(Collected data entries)

■ ■ ■ ■

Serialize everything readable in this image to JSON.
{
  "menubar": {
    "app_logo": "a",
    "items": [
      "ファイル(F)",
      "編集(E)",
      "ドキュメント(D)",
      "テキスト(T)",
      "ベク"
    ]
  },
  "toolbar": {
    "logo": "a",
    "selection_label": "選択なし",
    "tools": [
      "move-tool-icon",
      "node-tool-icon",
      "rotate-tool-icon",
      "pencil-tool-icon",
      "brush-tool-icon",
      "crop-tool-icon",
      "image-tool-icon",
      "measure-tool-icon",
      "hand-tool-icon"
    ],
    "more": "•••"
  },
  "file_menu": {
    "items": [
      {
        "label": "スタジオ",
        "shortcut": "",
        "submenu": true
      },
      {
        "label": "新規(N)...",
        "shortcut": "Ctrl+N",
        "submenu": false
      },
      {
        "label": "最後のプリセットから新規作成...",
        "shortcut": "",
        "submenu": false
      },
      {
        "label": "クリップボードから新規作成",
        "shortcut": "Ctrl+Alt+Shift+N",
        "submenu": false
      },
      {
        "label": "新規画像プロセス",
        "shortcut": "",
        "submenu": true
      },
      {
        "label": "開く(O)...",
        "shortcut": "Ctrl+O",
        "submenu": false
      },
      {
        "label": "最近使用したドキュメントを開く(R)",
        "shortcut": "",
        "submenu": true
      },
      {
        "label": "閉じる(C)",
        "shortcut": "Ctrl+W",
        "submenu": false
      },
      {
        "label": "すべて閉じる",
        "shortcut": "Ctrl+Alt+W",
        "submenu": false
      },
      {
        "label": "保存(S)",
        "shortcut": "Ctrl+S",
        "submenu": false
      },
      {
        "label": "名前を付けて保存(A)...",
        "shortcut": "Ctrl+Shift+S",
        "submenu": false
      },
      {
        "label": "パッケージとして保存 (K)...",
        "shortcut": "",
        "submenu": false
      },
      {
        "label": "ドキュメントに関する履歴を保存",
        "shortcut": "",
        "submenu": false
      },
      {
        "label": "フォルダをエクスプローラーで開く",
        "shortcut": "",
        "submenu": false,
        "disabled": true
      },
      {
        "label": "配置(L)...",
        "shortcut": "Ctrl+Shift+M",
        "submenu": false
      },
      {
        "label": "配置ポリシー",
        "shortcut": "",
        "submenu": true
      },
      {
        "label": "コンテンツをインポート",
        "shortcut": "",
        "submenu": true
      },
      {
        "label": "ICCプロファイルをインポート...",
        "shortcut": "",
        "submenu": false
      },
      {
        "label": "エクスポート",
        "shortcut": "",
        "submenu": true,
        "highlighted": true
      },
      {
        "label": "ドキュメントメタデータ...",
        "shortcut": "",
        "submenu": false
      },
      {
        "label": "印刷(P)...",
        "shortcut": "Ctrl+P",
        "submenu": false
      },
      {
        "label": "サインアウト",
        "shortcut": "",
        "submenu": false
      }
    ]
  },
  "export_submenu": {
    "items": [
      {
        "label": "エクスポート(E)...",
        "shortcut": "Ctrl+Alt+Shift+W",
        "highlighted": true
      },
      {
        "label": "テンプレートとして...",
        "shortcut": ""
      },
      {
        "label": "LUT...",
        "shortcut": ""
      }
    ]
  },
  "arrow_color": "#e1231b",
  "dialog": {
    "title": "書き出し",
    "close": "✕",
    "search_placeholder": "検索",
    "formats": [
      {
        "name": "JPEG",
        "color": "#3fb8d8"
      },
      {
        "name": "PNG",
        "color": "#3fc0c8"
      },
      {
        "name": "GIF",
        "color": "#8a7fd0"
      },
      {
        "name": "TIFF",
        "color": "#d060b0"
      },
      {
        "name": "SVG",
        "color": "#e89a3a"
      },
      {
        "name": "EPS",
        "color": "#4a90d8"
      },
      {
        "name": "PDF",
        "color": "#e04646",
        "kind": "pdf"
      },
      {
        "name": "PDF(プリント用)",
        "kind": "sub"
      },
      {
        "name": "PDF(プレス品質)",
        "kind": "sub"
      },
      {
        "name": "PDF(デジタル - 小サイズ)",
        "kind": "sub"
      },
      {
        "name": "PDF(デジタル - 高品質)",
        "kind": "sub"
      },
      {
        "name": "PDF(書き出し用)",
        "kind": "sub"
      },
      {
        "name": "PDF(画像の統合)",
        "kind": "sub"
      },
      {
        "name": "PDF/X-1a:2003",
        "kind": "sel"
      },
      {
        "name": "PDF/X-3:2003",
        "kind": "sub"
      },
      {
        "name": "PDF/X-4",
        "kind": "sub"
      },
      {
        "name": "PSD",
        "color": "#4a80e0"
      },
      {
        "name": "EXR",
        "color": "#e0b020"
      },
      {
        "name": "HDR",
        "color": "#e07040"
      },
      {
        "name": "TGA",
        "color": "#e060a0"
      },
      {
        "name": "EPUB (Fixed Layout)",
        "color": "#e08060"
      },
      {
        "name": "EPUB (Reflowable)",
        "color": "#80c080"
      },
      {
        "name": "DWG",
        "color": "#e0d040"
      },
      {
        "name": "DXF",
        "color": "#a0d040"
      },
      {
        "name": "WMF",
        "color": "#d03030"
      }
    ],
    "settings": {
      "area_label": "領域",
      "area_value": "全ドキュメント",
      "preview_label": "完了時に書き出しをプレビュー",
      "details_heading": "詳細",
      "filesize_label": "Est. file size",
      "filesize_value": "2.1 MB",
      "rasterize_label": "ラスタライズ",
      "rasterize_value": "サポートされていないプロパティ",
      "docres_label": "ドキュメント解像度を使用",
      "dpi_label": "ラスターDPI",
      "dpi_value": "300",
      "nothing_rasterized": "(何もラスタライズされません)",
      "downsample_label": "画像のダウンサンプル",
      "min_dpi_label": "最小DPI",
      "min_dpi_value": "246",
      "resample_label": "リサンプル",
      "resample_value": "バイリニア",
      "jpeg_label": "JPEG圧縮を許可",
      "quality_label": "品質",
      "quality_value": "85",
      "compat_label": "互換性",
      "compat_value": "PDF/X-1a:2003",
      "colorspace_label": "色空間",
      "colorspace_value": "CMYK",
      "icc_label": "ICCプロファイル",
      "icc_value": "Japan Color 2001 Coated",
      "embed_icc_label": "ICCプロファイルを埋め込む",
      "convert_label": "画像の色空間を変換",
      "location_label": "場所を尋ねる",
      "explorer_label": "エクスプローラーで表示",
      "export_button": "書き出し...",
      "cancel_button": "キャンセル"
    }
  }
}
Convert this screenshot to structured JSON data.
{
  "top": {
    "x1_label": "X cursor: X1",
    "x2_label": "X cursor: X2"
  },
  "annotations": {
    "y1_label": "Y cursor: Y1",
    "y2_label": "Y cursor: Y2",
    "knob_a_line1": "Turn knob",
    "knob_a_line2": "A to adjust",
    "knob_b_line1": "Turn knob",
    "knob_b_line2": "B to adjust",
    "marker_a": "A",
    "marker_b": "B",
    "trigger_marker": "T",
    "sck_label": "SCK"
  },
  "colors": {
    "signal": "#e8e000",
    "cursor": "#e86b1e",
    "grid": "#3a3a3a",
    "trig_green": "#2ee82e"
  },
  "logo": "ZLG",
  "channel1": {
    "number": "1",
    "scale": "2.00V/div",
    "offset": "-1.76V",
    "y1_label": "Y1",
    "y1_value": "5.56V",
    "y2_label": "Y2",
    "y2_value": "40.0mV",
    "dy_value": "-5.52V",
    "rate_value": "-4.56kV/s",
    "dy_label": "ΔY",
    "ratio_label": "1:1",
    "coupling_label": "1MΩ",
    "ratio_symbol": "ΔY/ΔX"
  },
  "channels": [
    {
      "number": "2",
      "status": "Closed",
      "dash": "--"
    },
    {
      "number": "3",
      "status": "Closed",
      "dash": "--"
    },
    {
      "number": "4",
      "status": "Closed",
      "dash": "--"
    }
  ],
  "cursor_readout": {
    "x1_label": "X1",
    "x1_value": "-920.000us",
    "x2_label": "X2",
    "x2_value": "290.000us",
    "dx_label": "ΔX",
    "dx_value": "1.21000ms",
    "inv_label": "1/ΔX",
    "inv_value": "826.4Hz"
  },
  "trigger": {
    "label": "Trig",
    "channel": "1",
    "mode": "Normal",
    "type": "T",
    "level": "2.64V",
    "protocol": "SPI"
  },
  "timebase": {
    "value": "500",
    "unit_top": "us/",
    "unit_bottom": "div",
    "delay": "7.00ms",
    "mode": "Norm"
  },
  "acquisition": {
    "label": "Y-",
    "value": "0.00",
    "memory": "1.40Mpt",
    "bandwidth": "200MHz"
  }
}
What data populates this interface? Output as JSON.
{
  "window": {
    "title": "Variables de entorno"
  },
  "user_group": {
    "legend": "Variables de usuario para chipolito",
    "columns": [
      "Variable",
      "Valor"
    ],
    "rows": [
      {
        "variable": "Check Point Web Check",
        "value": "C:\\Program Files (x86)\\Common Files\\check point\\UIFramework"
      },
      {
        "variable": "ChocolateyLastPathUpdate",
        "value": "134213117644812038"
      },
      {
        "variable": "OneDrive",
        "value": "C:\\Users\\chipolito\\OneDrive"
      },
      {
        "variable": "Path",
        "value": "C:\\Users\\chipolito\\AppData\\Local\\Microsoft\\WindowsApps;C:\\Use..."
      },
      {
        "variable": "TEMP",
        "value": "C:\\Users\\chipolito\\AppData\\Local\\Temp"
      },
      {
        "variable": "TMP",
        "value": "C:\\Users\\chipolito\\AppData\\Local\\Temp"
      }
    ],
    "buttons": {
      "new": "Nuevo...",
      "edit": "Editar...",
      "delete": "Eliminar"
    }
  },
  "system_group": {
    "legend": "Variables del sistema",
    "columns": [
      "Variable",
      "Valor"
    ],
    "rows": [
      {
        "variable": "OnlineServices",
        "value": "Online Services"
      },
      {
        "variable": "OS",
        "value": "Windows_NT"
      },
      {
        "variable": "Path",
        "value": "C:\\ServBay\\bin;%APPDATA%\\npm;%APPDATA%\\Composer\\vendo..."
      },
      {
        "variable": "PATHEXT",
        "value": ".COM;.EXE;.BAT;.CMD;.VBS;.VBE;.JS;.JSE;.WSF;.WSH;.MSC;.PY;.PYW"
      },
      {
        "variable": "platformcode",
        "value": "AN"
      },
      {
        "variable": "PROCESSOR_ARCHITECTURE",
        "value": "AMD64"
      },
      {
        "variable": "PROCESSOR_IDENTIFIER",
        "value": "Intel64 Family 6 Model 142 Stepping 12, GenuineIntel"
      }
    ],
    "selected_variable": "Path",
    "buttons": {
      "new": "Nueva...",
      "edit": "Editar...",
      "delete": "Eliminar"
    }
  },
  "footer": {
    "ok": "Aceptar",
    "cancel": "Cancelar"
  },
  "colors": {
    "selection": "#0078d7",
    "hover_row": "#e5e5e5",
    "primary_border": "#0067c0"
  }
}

■ ■ ■ ■

(Stated task): Collect every line with the string "chipolito" from the records, and copy each.

(Reply):
    "legend": "Variables de usuario para chipolito",
        "value": "C:\\Users\\chipolito\\OneDrive"
        "value": "C:\\Users\\chipolito\\AppData\\Local\\Microsoft\\WindowsApps;C:\\Use..."
        "value": "C:\\Users\\chipolito\\AppData\\Local\\Temp"
        "value": "C:\\Users\\chipolito\\AppData\\Local\\Temp"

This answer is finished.